[Start of RECORD EXTRACTS]
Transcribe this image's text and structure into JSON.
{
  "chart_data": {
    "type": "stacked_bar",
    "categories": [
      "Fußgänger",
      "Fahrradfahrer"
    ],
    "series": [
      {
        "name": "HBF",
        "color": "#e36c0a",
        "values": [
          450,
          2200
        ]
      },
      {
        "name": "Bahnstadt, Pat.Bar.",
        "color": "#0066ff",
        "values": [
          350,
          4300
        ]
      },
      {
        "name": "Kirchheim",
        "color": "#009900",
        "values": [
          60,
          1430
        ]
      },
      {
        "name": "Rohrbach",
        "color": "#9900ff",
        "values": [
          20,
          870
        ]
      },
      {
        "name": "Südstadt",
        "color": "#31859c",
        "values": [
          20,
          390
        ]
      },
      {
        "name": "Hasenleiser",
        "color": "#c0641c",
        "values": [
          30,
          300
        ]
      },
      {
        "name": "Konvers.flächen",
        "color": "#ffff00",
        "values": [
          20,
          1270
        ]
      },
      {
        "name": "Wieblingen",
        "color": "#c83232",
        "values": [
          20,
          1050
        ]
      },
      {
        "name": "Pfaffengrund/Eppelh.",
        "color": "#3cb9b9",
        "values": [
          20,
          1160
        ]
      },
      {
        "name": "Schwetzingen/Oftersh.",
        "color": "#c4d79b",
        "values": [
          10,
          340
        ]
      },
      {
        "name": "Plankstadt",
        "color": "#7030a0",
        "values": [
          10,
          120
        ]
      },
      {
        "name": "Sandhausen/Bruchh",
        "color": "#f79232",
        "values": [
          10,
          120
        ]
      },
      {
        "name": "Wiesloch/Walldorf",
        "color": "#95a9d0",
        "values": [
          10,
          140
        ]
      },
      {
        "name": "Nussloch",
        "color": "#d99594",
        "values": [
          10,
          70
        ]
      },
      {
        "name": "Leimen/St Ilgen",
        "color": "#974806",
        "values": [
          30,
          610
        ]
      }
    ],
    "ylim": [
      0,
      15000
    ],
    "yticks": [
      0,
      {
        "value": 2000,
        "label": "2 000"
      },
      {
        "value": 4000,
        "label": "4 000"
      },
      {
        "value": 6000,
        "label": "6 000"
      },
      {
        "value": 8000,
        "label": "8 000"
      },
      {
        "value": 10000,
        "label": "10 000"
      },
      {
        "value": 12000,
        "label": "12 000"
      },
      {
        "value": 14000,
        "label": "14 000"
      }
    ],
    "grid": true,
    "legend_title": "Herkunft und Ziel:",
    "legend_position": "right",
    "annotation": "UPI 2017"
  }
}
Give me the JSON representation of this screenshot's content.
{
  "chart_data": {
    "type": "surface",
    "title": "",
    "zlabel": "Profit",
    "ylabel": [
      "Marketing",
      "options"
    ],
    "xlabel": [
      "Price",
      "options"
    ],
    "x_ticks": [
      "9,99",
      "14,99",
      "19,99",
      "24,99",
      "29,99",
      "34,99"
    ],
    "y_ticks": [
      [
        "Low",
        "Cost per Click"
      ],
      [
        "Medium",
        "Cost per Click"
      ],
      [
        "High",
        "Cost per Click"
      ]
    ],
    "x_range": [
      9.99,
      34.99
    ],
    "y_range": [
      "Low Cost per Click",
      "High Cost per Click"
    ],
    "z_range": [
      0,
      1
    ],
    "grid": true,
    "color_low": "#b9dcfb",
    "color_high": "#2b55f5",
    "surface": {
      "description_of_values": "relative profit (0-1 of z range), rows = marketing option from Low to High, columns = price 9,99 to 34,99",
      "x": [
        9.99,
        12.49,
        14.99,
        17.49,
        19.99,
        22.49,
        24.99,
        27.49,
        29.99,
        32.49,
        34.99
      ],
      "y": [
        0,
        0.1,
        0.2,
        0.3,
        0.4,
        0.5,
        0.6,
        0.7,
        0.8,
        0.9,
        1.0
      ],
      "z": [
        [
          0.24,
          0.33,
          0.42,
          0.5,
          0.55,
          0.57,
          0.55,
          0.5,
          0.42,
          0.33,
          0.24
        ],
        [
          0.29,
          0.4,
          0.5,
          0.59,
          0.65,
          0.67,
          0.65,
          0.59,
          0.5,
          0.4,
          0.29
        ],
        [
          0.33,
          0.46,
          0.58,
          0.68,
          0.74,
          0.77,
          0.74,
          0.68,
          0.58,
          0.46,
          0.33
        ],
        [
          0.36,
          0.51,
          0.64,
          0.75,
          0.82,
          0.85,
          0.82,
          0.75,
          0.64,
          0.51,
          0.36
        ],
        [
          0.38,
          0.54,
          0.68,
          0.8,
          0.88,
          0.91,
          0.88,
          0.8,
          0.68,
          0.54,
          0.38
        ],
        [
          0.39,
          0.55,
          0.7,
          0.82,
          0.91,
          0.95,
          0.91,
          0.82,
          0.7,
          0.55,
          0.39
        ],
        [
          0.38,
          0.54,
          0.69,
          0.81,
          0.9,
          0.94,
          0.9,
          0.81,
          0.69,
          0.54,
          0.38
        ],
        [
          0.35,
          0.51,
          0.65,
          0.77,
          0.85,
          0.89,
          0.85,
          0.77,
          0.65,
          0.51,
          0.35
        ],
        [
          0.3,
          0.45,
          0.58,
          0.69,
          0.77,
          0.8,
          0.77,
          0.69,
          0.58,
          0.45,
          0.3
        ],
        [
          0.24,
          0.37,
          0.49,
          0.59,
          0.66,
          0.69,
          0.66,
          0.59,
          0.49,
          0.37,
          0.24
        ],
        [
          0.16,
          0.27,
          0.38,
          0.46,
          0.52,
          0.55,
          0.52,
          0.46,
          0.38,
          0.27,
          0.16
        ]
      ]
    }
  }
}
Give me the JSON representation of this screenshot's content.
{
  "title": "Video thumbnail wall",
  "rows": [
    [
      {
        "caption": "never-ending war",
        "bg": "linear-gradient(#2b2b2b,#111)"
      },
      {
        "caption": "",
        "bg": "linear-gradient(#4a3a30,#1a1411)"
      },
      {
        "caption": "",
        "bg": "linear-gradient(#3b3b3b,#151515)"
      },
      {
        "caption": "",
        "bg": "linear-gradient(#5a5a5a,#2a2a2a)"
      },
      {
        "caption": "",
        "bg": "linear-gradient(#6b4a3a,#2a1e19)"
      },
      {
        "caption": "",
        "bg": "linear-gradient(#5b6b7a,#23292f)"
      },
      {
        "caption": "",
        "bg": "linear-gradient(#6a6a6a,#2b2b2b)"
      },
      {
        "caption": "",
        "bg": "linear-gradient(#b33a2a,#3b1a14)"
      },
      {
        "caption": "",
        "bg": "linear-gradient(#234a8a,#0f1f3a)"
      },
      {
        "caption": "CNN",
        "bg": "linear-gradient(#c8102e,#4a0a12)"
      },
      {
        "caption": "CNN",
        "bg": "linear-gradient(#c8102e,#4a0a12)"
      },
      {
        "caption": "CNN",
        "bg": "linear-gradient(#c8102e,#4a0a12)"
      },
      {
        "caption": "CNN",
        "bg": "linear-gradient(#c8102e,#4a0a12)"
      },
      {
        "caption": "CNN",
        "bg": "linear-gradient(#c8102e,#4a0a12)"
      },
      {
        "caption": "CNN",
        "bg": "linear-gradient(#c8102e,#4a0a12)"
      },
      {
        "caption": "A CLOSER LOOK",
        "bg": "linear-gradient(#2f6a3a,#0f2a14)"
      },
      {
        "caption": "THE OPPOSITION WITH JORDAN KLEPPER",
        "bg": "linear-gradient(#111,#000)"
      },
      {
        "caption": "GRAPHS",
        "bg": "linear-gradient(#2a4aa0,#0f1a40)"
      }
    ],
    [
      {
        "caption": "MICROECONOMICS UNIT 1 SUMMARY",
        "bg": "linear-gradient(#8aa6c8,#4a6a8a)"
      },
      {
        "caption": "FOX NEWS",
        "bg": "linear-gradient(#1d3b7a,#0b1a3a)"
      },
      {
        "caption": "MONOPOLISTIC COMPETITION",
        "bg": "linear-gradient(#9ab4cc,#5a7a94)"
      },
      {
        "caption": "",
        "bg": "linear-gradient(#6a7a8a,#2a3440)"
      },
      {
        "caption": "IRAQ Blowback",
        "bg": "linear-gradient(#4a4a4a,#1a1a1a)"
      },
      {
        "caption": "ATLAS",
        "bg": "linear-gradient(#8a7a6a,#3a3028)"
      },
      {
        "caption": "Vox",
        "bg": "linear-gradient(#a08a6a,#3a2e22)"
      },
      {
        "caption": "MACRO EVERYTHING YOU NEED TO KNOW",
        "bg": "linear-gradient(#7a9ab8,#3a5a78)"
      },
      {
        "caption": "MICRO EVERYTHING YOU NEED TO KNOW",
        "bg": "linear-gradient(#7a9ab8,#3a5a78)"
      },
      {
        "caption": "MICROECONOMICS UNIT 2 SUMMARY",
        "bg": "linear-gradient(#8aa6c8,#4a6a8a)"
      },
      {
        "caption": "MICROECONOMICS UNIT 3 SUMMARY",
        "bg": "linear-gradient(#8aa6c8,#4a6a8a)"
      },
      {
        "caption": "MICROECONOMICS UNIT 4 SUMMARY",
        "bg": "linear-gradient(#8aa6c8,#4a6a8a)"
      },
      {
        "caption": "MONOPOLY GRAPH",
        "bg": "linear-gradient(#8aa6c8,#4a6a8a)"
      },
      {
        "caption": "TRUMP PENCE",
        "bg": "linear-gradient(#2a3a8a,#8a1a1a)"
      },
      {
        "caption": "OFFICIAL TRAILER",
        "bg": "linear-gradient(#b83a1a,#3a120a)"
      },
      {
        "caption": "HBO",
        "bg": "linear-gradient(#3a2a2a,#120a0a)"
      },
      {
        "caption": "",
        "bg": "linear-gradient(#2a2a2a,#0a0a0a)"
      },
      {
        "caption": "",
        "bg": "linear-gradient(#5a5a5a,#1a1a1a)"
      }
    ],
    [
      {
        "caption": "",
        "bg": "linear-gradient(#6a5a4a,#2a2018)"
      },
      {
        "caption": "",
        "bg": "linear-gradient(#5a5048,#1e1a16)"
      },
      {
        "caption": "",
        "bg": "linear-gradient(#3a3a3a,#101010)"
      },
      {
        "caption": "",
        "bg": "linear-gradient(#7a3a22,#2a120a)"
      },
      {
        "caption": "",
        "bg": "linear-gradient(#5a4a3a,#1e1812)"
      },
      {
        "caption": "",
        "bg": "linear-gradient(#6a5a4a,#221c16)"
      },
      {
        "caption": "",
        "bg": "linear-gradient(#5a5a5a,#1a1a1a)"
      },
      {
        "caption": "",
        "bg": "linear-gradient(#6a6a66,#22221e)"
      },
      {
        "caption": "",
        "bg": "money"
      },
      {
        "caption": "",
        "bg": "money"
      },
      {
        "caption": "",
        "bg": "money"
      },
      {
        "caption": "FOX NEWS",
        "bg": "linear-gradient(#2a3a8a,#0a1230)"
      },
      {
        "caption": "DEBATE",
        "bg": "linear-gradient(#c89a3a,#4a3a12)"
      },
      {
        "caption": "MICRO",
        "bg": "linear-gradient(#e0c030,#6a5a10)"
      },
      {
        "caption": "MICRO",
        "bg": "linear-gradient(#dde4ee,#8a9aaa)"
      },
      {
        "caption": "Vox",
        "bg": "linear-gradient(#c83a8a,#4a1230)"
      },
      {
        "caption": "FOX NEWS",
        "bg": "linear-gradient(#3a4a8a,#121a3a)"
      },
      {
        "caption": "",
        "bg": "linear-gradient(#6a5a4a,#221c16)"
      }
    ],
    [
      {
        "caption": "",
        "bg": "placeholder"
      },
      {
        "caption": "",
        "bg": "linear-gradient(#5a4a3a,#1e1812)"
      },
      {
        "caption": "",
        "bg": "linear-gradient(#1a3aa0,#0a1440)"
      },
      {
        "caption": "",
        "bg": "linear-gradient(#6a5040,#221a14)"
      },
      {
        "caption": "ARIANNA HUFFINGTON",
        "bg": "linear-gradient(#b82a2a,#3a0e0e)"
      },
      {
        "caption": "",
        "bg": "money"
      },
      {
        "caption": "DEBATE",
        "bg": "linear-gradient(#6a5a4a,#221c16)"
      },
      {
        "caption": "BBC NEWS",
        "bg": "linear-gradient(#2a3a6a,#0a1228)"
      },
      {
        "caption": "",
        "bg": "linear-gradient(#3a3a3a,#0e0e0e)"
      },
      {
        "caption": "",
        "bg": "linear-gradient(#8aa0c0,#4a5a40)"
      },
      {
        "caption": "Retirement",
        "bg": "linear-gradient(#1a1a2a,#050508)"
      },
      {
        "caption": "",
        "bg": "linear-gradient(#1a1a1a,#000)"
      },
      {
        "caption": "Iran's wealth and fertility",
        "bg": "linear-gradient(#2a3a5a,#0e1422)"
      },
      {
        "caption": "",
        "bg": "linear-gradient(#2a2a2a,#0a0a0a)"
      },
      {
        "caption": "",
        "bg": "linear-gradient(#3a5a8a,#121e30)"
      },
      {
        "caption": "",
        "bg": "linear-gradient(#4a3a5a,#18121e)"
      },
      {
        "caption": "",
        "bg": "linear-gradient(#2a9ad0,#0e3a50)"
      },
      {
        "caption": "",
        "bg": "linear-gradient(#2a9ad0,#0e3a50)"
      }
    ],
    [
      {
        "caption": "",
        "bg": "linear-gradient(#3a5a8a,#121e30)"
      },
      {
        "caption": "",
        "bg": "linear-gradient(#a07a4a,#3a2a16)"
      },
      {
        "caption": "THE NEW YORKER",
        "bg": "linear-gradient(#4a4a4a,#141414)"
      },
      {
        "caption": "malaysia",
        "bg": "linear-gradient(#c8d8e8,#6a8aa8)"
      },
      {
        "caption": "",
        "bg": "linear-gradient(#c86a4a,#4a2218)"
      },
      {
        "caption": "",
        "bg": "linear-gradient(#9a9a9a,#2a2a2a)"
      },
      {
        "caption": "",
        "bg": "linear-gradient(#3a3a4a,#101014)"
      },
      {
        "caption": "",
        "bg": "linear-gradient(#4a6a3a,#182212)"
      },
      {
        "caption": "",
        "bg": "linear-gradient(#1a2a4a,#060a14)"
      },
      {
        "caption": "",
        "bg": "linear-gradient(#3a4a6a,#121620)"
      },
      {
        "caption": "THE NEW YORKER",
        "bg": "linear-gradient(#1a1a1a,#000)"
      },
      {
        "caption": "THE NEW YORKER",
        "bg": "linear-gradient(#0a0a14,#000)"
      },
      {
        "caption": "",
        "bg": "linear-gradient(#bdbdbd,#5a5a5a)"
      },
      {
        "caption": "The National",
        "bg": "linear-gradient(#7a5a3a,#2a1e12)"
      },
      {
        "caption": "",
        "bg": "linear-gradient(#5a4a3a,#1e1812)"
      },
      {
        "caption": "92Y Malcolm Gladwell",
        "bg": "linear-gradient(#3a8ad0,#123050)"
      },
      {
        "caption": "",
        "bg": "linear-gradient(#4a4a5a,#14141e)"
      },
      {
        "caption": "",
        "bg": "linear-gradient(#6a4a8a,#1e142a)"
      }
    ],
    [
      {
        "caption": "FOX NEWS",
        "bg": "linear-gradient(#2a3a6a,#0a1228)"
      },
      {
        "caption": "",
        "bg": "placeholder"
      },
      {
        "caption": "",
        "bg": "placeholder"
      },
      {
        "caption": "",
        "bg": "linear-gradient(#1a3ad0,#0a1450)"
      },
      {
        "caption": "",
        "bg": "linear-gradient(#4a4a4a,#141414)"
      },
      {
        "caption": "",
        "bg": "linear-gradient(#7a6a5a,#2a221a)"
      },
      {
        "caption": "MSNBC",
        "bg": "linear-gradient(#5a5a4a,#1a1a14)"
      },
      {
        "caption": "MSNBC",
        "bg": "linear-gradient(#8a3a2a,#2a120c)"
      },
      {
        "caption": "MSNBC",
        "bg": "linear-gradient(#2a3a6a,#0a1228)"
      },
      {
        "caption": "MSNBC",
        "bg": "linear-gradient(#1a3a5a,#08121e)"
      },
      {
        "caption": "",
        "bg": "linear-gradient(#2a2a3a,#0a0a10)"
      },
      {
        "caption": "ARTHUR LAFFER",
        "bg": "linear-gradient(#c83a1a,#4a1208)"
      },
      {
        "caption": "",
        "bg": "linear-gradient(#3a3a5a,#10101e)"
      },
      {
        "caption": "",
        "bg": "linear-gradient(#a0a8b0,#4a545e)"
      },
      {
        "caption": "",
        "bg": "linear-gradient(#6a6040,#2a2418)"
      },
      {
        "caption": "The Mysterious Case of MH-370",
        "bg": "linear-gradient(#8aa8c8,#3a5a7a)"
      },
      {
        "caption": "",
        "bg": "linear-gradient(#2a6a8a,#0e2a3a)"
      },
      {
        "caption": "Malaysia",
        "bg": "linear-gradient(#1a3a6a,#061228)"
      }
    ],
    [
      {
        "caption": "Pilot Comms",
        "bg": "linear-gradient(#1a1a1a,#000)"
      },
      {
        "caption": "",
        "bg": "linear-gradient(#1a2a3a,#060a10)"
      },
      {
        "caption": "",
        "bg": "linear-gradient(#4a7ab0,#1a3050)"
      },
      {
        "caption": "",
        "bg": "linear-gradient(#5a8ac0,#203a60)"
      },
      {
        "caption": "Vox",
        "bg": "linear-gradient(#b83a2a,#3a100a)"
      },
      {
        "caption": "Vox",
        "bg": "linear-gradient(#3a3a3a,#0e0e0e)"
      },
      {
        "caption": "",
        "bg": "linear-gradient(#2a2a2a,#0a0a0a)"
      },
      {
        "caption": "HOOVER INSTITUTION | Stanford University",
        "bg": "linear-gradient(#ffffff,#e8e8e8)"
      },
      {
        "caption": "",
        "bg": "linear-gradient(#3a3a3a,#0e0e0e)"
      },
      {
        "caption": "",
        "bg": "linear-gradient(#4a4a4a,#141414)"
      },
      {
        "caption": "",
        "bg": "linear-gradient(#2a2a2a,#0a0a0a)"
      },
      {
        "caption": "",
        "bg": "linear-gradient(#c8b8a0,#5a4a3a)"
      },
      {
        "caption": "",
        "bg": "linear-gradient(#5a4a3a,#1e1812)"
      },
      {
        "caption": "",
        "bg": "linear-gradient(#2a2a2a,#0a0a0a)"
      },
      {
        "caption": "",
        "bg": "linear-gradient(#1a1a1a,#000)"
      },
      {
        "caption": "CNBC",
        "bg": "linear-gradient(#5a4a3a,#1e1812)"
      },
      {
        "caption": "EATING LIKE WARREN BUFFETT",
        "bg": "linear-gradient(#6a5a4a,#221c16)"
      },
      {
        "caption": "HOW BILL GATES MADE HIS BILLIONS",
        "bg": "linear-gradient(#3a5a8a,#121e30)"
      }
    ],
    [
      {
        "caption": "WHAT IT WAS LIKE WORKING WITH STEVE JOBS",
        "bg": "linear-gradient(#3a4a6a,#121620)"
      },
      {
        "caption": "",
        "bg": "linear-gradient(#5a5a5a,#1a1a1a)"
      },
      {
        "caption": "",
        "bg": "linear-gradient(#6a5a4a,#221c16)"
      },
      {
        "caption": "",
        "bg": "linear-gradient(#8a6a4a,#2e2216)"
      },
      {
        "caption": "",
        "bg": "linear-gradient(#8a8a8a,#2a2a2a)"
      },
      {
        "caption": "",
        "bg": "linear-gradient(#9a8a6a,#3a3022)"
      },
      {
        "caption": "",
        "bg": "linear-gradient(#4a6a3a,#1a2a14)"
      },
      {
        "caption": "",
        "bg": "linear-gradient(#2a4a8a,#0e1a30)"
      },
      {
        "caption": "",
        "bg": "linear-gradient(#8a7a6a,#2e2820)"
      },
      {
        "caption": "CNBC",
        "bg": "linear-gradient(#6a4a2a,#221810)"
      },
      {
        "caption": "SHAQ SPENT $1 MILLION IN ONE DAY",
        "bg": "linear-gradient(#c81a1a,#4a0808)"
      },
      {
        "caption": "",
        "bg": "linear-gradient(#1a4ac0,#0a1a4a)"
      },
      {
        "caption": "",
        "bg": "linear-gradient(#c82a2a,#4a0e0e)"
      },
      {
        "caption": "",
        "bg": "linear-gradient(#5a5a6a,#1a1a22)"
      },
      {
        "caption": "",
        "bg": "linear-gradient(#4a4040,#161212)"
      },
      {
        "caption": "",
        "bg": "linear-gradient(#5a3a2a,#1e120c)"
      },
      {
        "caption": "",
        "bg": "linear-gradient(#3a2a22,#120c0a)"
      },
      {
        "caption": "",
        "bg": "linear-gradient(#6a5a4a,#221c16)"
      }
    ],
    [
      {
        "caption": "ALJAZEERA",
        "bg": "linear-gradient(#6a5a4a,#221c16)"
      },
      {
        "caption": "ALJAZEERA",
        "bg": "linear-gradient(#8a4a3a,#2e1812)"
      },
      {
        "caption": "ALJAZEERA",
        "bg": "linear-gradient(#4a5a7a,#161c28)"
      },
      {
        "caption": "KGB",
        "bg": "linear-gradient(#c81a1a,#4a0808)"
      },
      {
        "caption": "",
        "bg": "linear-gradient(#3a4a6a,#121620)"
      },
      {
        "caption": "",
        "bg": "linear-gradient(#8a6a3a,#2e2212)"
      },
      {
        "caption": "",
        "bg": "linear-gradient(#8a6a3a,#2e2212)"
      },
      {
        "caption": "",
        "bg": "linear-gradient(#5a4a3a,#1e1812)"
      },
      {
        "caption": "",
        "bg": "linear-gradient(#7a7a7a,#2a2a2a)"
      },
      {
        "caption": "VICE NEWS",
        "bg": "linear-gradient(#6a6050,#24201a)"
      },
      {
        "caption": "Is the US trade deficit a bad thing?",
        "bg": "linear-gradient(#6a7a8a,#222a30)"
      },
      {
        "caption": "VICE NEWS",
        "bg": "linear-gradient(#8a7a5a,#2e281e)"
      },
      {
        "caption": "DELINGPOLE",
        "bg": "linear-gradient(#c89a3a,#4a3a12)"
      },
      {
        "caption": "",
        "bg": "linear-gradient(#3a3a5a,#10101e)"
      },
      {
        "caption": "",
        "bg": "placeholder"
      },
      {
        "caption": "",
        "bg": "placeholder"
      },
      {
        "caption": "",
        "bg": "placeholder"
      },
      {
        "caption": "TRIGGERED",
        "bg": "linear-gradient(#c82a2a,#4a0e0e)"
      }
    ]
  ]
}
[End of RECORD EXTRACTS]
From the material, report only how many lines include the word "MICROECONOMICS".

COMPLETED EXERCISE :: 4